Input records >>
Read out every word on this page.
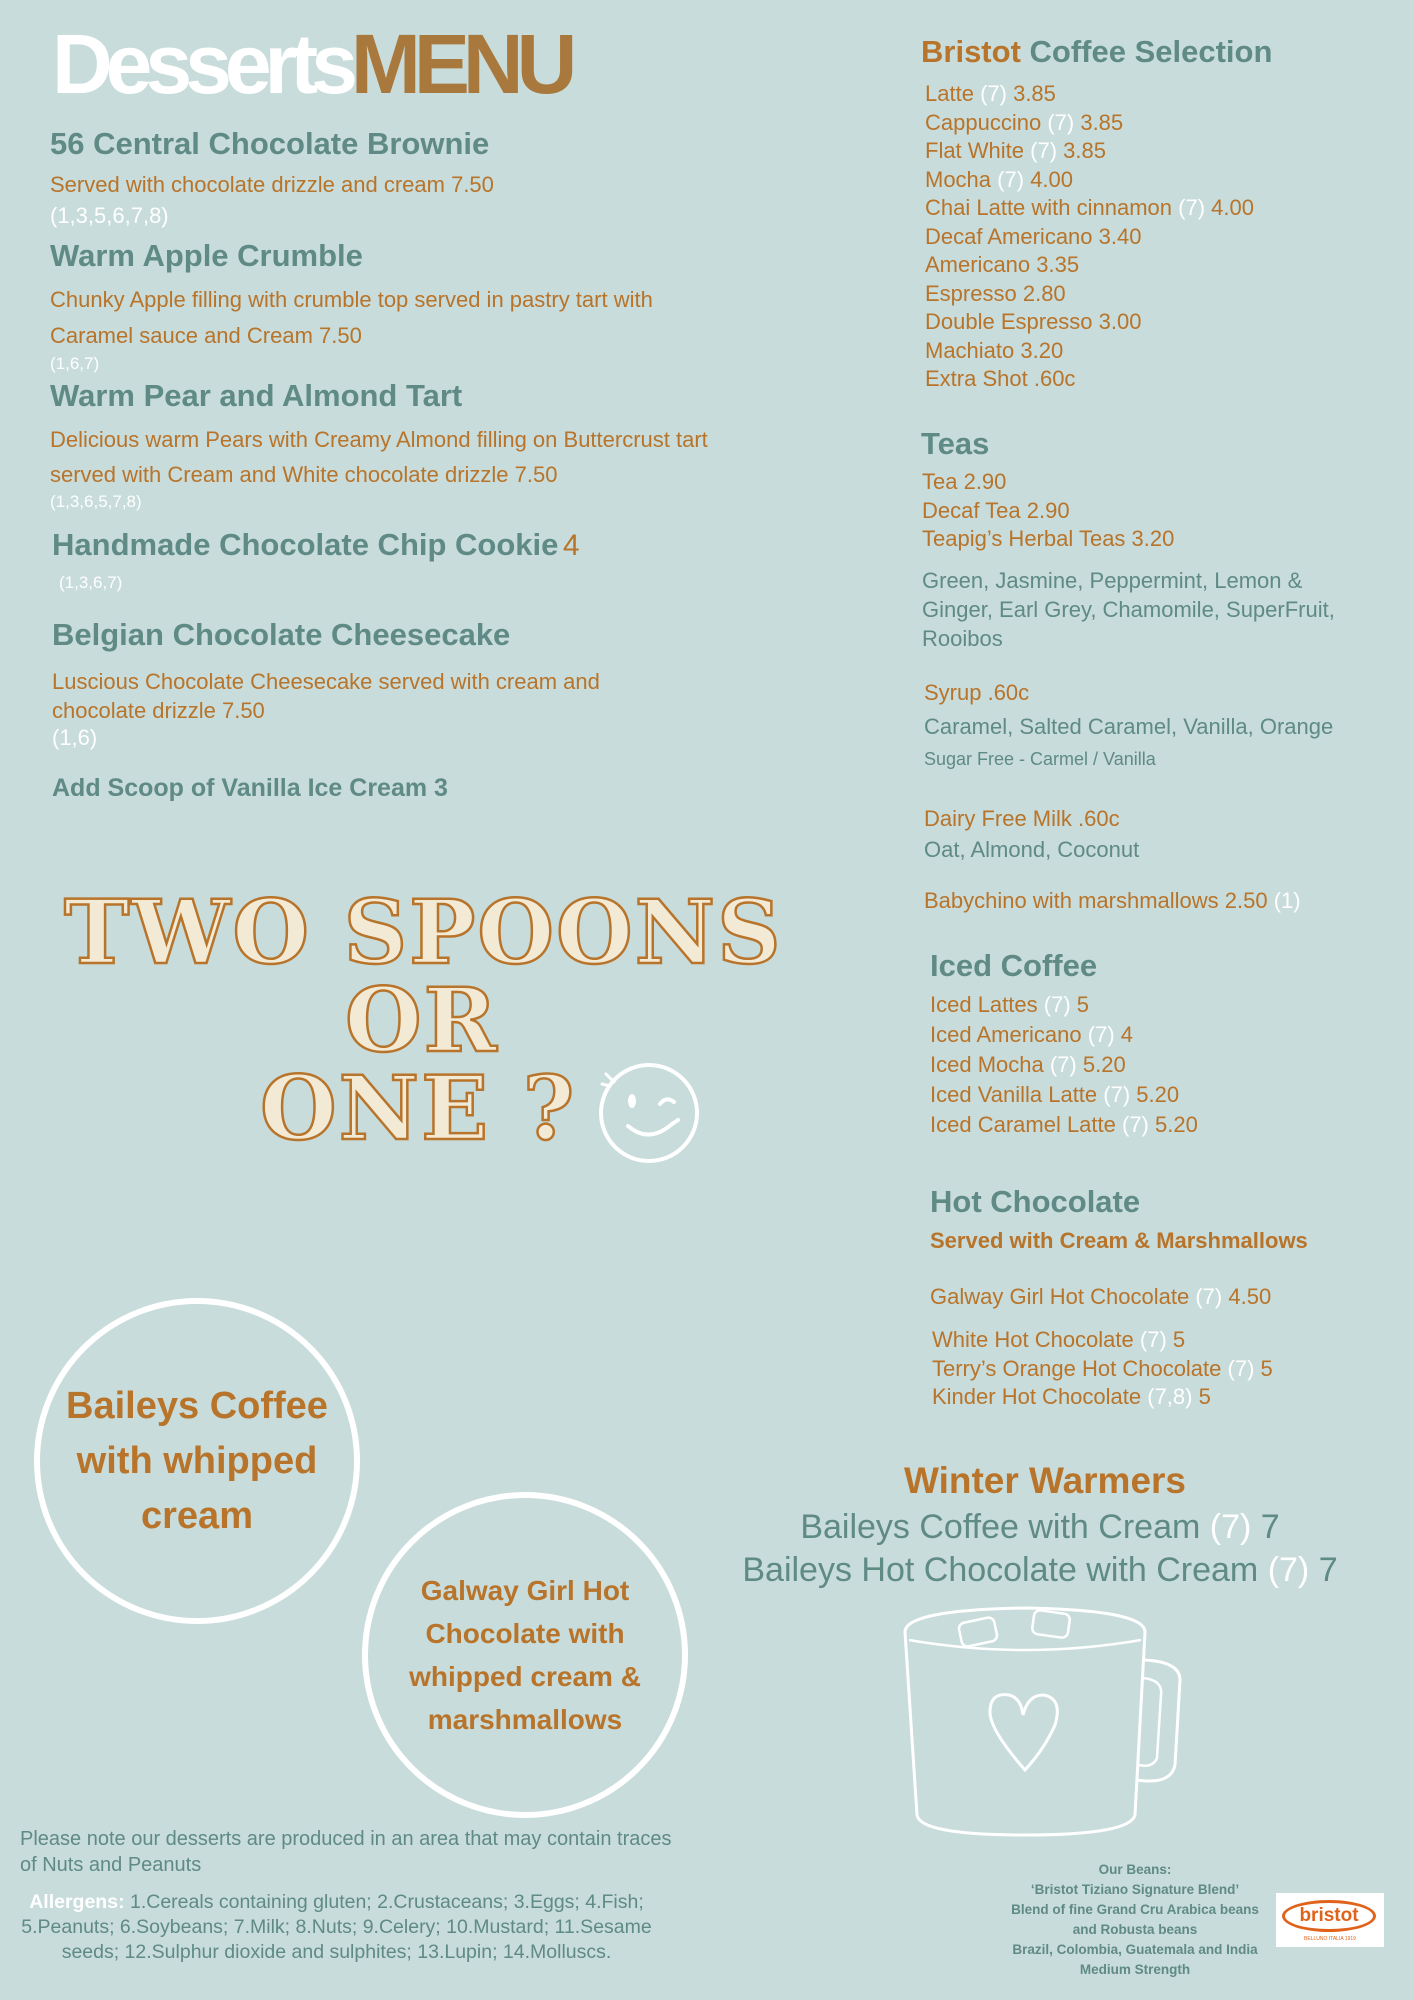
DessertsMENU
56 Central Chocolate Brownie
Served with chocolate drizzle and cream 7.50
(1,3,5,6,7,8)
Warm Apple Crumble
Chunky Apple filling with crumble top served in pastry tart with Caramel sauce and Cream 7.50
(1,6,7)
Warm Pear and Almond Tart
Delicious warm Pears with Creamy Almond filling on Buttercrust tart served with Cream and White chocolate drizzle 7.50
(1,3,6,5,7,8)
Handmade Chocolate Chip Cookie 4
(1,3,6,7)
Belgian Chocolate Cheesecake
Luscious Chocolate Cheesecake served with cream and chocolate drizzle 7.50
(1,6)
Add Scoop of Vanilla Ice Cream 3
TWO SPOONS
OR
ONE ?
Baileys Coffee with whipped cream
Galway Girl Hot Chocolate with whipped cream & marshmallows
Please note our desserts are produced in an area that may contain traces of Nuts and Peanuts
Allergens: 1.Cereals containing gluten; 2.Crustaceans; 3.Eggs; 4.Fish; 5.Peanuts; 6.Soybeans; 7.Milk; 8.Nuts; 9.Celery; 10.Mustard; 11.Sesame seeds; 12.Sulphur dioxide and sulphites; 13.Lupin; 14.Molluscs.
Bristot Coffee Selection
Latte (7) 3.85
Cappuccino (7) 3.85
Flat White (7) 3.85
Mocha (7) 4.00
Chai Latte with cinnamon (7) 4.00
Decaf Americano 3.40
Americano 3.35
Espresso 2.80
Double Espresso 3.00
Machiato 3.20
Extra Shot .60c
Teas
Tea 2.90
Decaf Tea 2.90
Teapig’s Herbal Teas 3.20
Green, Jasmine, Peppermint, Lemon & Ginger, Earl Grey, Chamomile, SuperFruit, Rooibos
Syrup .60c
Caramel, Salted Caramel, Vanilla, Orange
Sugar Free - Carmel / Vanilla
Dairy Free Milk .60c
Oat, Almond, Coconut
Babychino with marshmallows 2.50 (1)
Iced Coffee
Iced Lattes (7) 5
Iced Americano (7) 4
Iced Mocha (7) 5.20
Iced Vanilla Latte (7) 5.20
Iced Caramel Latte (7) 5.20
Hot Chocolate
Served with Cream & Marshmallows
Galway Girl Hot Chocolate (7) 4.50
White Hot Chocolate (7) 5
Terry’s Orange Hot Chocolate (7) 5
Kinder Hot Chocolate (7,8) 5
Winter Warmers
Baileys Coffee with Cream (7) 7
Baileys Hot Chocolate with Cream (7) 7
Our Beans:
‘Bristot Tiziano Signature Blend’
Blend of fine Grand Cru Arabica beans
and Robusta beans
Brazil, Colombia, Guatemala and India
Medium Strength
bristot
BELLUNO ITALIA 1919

Exercise requirements >> List the lines of the material in which the word "Coffee" occurs.

Output >>
Baileys Coffee with whipped cream
Bristot Coffee Selection
Iced Coffee
Baileys Coffee with Cream (7) 7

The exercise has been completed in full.